#### Problem to solve:
Copy out the records below line for line, changing nothing.

(Region boundary data)
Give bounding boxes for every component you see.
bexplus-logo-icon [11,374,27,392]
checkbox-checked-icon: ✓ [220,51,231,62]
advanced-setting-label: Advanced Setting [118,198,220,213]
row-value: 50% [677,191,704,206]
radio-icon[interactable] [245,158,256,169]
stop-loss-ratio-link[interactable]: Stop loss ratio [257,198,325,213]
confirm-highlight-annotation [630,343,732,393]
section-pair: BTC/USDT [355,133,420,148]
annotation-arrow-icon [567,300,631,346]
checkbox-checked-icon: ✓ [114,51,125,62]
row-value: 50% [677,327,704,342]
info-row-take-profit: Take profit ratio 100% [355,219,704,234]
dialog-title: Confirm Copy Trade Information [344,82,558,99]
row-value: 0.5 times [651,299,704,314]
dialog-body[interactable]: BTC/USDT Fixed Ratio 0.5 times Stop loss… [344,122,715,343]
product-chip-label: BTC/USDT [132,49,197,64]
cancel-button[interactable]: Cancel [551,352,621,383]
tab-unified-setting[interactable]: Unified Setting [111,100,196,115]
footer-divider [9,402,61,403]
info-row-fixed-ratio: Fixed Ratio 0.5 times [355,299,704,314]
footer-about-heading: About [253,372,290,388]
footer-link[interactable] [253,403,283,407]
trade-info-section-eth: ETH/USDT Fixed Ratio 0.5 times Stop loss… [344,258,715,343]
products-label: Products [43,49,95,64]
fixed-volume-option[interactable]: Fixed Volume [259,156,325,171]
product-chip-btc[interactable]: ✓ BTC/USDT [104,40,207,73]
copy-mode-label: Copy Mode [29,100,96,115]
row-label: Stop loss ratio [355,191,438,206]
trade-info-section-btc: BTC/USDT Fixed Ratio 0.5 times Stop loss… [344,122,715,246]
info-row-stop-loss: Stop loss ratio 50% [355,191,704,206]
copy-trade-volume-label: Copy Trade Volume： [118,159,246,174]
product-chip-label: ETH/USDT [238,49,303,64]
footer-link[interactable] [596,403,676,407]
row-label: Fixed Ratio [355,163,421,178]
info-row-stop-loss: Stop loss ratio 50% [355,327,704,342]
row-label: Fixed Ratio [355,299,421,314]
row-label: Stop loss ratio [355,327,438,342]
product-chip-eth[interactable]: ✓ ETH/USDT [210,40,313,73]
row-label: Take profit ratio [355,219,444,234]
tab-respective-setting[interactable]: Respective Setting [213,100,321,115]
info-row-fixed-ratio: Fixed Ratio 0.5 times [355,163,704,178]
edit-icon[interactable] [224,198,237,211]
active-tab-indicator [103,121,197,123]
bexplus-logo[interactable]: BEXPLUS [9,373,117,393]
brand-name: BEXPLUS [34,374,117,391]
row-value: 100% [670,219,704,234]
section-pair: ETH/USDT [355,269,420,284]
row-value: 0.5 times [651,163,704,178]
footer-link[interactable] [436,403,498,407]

#### Answer below:
Give bounding boxes for every component you see.
bexplus-logo-icon [11,374,27,392]
checkbox-checked-icon: ✓ [220,51,231,62]
advanced-setting-label: Advanced Setting [118,198,220,213]
row-value: 50% [677,191,704,206]
radio-icon[interactable] [245,158,256,169]
stop-loss-ratio-link[interactable]: Stop loss ratio [257,198,325,213]
confirm-highlight-annotation [630,343,732,393]
section-pair: BTC/USDT [355,133,420,148]
annotation-arrow-icon [567,300,631,346]
checkbox-checked-icon: ✓ [114,51,125,62]
row-value: 50% [677,327,704,342]
info-row-take-profit: Take profit ratio 100% [355,219,704,234]
dialog-title: Confirm Copy Trade Information [344,82,558,99]
row-value: 0.5 times [651,299,704,314]
dialog-body[interactable]: BTC/USDT Fixed Ratio 0.5 times Stop loss… [344,122,715,343]
product-chip-label: BTC/USDT [132,49,197,64]
cancel-button[interactable]: Cancel [551,352,621,383]
tab-unified-setting[interactable]: Unified Setting [111,100,196,115]
footer-divider [9,402,61,403]
info-row-fixed-ratio: Fixed Ratio 0.5 times [355,299,704,314]
footer-about-heading: About [253,372,290,388]
footer-link[interactable] [253,403,283,407]
trade-info-section-eth: ETH/USDT Fixed Ratio 0.5 times Stop loss… [344,258,715,343]
products-label: Products [43,49,95,64]
fixed-volume-option[interactable]: Fixed Volume [259,156,325,171]
product-chip-btc[interactable]: ✓ BTC/USDT [104,40,207,73]
copy-mode-label: Copy Mode [29,100,96,115]
row-label: Stop loss ratio [355,191,438,206]
trade-info-section-btc: BTC/USDT Fixed Ratio 0.5 times Stop loss… [344,122,715,246]
info-row-stop-loss: Stop loss ratio 50% [355,191,704,206]
copy-trade-volume-label: Copy Trade Volume： [118,159,246,174]
product-chip-label: ETH/USDT [238,49,303,64]
footer-link[interactable] [596,403,676,407]
row-label: Fixed Ratio [355,163,421,178]
info-row-stop-loss: Stop loss ratio 50% [355,327,704,342]
row-label: Fixed Ratio [355,299,421,314]
row-label: Stop loss ratio [355,327,438,342]
product-chip-eth[interactable]: ✓ ETH/USDT [210,40,313,73]
row-label: Take profit ratio [355,219,444,234]
tab-respective-setting[interactable]: Respective Setting [213,100,321,115]
info-row-fixed-ratio: Fixed Ratio 0.5 times [355,163,704,178]
edit-icon[interactable] [224,198,237,211]
active-tab-indicator [103,121,197,123]
bexplus-logo[interactable]: BEXPLUS [9,373,117,393]
brand-name: BEXPLUS [34,374,117,391]
row-value: 100% [670,219,704,234]
section-pair: ETH/USDT [355,269,420,284]
row-value: 0.5 times [651,163,704,178]
footer-link[interactable] [436,403,498,407]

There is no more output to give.